======== Data extract

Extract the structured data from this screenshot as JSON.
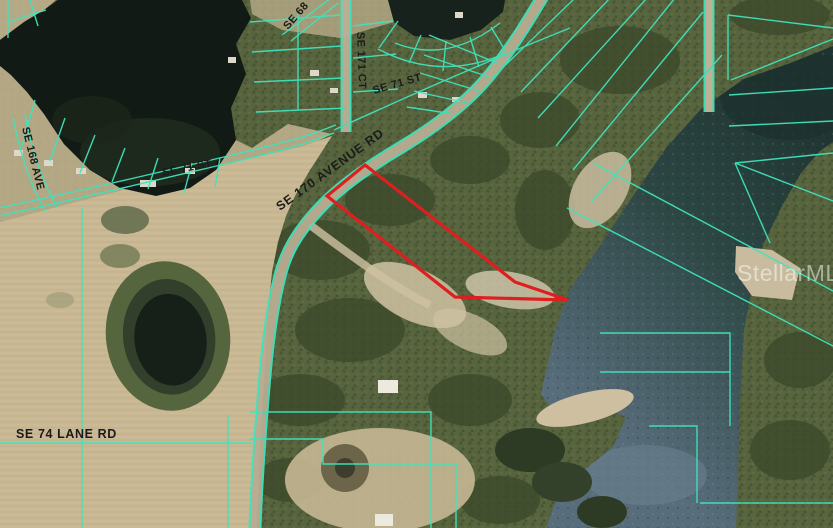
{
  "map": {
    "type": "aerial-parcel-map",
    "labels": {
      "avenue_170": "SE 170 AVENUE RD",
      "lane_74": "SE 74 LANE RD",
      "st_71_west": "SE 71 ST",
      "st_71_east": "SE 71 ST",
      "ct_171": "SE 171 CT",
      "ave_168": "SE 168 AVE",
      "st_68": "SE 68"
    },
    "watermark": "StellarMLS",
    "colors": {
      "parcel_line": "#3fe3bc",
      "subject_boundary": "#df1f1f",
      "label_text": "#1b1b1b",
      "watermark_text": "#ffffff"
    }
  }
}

================

» **What is required**
Reproduce the records, all of them, word for word; omit the pictures.

» **Task output**
Extract the structured data from this screenshot as JSON.
{
  "map": {
    "type": "aerial-parcel-map",
    "labels": {
      "avenue_170": "SE 170 AVENUE RD",
      "lane_74": "SE 74 LANE RD",
      "st_71_west": "SE 71 ST",
      "st_71_east": "SE 71 ST",
      "ct_171": "SE 171 CT",
      "ave_168": "SE 168 AVE",
      "st_68": "SE 68"
    },
    "watermark": "StellarMLS",
    "colors": {
      "parcel_line": "#3fe3bc",
      "subject_boundary": "#df1f1f",
      "label_text": "#1b1b1b",
      "watermark_text": "#ffffff"
    }
  }
}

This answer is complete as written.